---------- Page extract ----------

Cores and Processor Speed: What Do I Need?

scottalanmiller

In an old article I talked about how to understand the differences between CPUs, cores, hyperthreading, logical processors and such. Now that we know the terminology and how to determine what we have we can take a different approach and look at what we need.

Determining our needs around processors is a bit of a dark art, being good at it requires a bit of experience, a lot of knowledge about workloads and a lot of luck. But with a good understanding of what the factors are we can do a decently good job of finding a good starting point.

Virtual CPUs vs. Physical CPUs: It is very important to understand that this discussion is about actual logical processors and CPU speed, not vCPUs and presented CPU speeds as used by VMs running on hypervisors. A vCPU is not directly related to a real logical processor and requires an entirely different discussion to understand. This article is going to look at what hardware needs exist. Assignment of those real resources as virtual resources is an abstraction layer and is dependent on the specific hypervisor and how it consumes and exposes those real resources as virtual ones.

---------- Listing ----------

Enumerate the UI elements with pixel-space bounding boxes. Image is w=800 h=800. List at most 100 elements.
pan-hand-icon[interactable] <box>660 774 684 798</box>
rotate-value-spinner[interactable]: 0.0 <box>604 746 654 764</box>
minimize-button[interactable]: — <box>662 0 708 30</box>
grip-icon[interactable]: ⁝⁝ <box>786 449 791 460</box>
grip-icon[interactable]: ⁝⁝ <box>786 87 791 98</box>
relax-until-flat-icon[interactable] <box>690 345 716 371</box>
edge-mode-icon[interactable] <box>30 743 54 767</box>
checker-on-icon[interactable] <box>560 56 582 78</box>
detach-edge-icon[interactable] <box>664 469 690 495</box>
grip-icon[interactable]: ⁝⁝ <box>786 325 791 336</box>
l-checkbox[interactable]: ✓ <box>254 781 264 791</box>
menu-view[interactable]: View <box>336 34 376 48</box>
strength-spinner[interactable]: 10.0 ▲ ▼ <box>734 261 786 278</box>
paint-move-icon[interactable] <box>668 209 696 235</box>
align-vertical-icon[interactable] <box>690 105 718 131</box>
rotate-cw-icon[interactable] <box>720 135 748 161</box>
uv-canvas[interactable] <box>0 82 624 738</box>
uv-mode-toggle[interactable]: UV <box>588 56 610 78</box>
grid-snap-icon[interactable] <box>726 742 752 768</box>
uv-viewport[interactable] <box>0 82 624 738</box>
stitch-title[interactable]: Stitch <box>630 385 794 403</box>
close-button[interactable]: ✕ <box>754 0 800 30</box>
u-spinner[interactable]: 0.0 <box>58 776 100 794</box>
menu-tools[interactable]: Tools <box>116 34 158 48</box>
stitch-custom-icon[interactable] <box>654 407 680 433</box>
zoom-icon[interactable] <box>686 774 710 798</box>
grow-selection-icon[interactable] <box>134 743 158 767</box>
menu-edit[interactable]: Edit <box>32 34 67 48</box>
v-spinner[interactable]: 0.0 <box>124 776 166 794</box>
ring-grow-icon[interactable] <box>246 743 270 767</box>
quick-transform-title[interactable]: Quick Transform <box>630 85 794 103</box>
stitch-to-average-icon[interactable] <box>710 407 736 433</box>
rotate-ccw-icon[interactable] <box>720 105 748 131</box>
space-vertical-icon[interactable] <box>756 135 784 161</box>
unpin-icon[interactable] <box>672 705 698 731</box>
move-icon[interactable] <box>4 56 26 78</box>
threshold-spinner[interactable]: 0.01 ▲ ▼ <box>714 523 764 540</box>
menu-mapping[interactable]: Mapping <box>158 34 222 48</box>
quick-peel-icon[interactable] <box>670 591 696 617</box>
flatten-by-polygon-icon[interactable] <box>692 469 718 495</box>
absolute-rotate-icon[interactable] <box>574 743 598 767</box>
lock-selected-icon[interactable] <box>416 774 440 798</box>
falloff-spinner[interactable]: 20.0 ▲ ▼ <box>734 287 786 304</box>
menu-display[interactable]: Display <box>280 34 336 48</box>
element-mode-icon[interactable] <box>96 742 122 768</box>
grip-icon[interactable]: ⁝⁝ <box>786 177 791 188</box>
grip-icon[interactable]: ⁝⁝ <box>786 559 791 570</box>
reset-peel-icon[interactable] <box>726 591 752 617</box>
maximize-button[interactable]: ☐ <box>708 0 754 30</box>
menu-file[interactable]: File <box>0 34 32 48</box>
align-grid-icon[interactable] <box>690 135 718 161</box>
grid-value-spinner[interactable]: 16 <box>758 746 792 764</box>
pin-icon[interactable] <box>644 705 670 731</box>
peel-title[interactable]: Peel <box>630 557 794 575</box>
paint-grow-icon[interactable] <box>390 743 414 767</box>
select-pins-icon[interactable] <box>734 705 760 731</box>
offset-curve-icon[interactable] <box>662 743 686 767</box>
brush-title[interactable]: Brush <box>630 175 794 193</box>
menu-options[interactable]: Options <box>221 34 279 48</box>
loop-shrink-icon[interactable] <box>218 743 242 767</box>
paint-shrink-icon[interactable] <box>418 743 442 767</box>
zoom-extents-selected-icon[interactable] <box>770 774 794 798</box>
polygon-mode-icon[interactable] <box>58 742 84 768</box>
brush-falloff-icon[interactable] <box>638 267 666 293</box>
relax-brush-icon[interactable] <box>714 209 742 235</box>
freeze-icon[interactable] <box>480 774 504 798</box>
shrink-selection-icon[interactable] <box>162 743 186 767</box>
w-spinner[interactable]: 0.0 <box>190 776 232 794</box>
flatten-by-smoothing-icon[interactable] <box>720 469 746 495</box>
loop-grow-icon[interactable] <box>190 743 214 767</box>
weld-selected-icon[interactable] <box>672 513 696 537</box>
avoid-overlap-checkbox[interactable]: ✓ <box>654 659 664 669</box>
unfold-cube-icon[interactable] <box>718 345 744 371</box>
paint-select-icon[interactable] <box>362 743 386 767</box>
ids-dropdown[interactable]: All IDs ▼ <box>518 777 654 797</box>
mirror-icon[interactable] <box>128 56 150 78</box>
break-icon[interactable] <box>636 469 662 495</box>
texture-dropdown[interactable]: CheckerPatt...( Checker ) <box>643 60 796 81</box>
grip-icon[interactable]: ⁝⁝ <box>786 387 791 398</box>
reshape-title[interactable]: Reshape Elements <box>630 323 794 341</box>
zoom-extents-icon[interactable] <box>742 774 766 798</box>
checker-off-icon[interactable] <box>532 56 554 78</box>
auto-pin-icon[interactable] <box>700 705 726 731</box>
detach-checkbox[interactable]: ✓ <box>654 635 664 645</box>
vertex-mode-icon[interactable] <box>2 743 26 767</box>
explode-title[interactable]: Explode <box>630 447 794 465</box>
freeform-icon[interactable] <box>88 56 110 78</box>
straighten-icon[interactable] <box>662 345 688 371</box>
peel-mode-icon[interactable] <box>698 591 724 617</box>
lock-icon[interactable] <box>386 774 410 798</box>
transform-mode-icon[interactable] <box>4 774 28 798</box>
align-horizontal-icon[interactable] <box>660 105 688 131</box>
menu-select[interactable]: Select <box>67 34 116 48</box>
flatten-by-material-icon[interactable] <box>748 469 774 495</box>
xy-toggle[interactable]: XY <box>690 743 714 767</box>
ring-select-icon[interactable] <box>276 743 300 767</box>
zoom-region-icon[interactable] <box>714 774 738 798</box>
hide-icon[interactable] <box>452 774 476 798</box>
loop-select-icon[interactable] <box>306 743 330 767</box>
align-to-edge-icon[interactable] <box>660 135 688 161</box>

----------

- **Tasks and exercises**:
A: The article on cores and processor speed mentions an older article that explained the differences between several terms. List those terms.
B: Continue the article on cores and processor speed from where it stops.

- **The responses**:
A: CPUs, cores, hyperthreading, logical processors

B:
Different workloads have different needs. Long ago, most software was written during a time when computers rarely, if ever, had more than a single processor or core. In the desktop world this was up until the mid-2000s for most people and even in the server world it was rare for servers to have more than two processors, with only a single CPU each. In the enterprise space with very large servers of course this was different but the software that they ran was generally very specialized and written specifically for that hardware.

In a similar manner, many arcade machines and even video game consoles were multi-processor long before mainstream computing was. Even the Commodore 128 had two processors.

It is relatively recent that processor makers have shifted from working to primarily increase the clock speed and efficiency of a processor to giving a processors more cores. These are the three big factors that we must consider in processor performance. But they all have very different effects.

Processor Speed generally measured in GHz is the speed at which a processors clock ticks. It is easy to understand because if we have two processors that are otherwise identical and one has twice the clock speed, it means that it does twice as much in the same amount of time. It is literally "twice as fast." (Of course this is only the processor, it's memory, drives and other factors do not speed up so often this additional speed is wasted.)

Processor Efficiency is how much a processor can do. Each clock cycle a processor gets a chance to "do something." Some processors do a lot more during a clock cycle than others. An IBM Power 8 does many, many more "things" per clock cycle than does an Intel 8088. Sometimes efficiency moves backwards, famously the Intel Pentium IV was less efficient than the Pentium III had been.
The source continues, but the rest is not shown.